EXERCISE GOAL
The listing below should be written out exactly; please include all of it.

Items from a data source
= = = = =

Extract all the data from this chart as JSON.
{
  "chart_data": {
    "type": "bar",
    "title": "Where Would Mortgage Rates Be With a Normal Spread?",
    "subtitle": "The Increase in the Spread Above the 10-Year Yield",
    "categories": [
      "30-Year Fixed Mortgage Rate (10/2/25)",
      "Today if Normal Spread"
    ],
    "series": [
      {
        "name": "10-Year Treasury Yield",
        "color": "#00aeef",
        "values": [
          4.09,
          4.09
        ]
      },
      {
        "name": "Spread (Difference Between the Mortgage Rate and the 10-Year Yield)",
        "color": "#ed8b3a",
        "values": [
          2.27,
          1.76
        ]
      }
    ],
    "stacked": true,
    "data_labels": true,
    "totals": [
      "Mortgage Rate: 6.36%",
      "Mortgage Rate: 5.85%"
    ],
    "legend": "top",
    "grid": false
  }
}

= = = = =

ANSWER TO THIS PROBLEM
Extract all the data from this chart as JSON.
{
  "chart_data": {
    "type": "bar",
    "title": "Where Would Mortgage Rates Be With a Normal Spread?",
    "subtitle": "The Increase in the Spread Above the 10-Year Yield",
    "categories": [
      "30-Year Fixed Mortgage Rate (10/2/25)",
      "Today if Normal Spread"
    ],
    "series": [
      {
        "name": "10-Year Treasury Yield",
        "color": "#00aeef",
        "values": [
          4.09,
          4.09
        ]
      },
      {
        "name": "Spread (Difference Between the Mortgage Rate and the 10-Year Yield)",
        "color": "#ed8b3a",
        "values": [
          2.27,
          1.76
        ]
      }
    ],
    "stacked": true,
    "data_labels": true,
    "totals": [
      "Mortgage Rate: 6.36%",
      "Mortgage Rate: 5.85%"
    ],
    "legend": "top",
    "grid": false
  }
}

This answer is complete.